§ Set exercise
Give the number of lines in this listing that contain "color", with no other words.

§ Provided information
----
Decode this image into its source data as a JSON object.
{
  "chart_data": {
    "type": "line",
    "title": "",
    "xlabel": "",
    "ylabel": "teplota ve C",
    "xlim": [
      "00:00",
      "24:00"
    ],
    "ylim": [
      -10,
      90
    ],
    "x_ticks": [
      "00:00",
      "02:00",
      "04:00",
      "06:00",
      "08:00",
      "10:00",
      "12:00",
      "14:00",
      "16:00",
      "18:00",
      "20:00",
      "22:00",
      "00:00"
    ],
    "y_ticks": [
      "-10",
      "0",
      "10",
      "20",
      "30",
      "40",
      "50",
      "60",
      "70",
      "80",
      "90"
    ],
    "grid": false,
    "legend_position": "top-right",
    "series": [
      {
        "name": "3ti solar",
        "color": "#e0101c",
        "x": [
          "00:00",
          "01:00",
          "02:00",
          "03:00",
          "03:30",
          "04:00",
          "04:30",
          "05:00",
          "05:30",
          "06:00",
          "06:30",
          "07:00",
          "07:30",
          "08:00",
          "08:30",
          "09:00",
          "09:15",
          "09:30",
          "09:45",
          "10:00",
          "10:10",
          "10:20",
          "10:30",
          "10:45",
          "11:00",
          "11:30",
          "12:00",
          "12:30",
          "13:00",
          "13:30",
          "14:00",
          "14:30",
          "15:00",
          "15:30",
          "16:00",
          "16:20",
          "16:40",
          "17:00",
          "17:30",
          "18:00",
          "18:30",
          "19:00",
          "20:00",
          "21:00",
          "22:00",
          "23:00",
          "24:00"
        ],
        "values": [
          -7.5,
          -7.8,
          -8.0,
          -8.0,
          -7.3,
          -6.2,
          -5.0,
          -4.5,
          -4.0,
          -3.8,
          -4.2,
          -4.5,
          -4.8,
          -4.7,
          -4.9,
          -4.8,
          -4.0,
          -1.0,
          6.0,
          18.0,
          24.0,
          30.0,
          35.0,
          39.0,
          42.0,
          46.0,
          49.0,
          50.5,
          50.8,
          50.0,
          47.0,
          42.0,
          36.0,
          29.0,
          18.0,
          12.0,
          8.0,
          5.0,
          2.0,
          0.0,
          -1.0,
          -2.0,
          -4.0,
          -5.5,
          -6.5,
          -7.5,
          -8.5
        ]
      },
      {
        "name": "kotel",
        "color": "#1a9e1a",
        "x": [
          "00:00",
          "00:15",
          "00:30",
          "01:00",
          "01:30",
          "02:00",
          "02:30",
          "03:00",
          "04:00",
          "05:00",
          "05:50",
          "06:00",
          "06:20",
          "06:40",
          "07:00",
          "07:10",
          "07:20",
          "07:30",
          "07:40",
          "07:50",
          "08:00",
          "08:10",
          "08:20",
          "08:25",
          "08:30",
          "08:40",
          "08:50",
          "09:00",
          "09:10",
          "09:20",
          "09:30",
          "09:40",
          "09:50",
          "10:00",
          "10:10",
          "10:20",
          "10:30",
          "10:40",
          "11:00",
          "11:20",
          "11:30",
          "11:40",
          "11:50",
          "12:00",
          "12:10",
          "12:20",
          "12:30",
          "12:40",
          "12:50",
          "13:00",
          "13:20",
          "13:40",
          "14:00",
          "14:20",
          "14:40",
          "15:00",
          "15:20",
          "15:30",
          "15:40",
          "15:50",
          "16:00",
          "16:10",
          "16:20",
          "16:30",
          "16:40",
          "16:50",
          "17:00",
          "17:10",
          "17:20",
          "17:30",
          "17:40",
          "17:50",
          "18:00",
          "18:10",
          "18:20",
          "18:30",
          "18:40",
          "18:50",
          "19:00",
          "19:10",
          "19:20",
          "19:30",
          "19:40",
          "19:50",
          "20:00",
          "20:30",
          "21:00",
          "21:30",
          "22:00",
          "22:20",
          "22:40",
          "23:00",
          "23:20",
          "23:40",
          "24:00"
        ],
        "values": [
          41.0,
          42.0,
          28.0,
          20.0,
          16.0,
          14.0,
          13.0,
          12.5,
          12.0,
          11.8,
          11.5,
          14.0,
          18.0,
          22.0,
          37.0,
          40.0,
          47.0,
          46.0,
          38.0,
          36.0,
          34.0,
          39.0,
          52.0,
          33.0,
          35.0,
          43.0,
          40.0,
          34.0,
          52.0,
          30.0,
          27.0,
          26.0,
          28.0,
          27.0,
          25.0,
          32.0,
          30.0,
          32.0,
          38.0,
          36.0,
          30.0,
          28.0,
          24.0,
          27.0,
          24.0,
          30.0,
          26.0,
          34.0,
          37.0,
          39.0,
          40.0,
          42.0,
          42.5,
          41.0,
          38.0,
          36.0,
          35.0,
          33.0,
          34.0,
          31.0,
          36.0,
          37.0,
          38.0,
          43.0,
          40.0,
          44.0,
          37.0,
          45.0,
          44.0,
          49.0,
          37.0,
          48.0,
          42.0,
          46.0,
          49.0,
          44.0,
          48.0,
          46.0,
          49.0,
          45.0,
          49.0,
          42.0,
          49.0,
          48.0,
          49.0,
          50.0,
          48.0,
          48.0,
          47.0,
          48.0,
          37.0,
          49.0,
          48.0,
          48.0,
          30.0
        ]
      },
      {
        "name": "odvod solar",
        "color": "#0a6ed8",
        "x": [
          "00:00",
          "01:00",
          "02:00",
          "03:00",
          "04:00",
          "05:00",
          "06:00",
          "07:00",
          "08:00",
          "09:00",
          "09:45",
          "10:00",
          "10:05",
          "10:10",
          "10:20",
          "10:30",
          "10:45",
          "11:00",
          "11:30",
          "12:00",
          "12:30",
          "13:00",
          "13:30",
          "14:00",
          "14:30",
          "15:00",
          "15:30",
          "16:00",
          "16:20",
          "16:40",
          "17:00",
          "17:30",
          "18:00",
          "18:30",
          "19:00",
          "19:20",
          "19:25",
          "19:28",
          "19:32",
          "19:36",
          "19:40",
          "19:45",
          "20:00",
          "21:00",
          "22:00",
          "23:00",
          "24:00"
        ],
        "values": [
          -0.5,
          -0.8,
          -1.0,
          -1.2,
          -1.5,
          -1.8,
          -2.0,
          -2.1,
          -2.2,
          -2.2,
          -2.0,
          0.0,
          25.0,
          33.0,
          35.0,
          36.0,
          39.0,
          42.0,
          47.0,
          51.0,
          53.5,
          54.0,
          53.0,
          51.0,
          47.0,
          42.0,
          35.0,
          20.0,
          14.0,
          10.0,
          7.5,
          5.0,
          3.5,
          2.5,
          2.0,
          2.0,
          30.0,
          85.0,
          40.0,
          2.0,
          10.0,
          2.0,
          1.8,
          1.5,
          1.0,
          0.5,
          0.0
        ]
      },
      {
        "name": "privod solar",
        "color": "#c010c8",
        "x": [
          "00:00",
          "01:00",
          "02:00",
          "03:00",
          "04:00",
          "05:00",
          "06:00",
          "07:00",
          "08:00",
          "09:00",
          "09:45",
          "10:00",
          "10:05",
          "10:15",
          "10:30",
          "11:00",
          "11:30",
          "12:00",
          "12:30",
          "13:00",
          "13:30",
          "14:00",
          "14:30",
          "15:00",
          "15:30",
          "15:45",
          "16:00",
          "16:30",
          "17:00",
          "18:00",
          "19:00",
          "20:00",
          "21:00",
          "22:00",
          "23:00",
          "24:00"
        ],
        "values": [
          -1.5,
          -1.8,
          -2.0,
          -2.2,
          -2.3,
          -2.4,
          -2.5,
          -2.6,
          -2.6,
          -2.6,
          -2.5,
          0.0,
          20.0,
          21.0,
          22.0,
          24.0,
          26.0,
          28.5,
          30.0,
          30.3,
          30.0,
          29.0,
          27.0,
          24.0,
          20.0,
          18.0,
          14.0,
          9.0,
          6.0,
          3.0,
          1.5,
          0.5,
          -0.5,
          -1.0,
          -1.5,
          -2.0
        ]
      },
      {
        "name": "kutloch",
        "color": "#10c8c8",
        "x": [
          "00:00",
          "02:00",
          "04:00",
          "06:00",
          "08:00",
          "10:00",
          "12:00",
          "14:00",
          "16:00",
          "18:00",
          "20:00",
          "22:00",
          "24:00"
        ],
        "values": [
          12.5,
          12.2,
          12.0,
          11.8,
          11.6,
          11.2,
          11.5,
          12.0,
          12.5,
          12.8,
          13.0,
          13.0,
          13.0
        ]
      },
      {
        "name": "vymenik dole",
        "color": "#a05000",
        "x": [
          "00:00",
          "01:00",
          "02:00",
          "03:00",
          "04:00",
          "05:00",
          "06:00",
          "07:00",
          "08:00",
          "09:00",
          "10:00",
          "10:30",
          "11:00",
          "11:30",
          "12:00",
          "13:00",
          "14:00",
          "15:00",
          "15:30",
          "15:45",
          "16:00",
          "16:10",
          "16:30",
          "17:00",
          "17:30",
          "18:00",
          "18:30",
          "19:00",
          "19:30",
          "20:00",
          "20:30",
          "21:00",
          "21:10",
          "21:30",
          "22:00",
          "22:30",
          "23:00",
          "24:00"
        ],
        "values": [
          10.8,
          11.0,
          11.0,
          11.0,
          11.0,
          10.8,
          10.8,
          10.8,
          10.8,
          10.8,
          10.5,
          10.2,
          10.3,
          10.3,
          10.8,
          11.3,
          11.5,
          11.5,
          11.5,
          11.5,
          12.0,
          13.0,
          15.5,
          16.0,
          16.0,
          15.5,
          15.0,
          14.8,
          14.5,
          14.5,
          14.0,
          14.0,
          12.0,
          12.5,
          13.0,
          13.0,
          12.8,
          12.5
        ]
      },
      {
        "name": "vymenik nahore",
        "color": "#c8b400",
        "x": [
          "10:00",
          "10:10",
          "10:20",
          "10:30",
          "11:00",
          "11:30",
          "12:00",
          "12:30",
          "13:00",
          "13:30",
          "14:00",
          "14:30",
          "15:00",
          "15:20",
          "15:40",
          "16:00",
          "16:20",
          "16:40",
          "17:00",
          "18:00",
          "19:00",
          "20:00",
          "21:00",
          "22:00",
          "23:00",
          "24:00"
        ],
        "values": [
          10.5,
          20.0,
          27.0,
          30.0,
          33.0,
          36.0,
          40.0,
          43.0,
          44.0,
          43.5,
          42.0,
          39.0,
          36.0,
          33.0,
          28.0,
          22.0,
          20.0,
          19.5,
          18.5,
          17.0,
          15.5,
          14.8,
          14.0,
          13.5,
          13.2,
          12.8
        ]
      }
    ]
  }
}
----
§ Correct response
7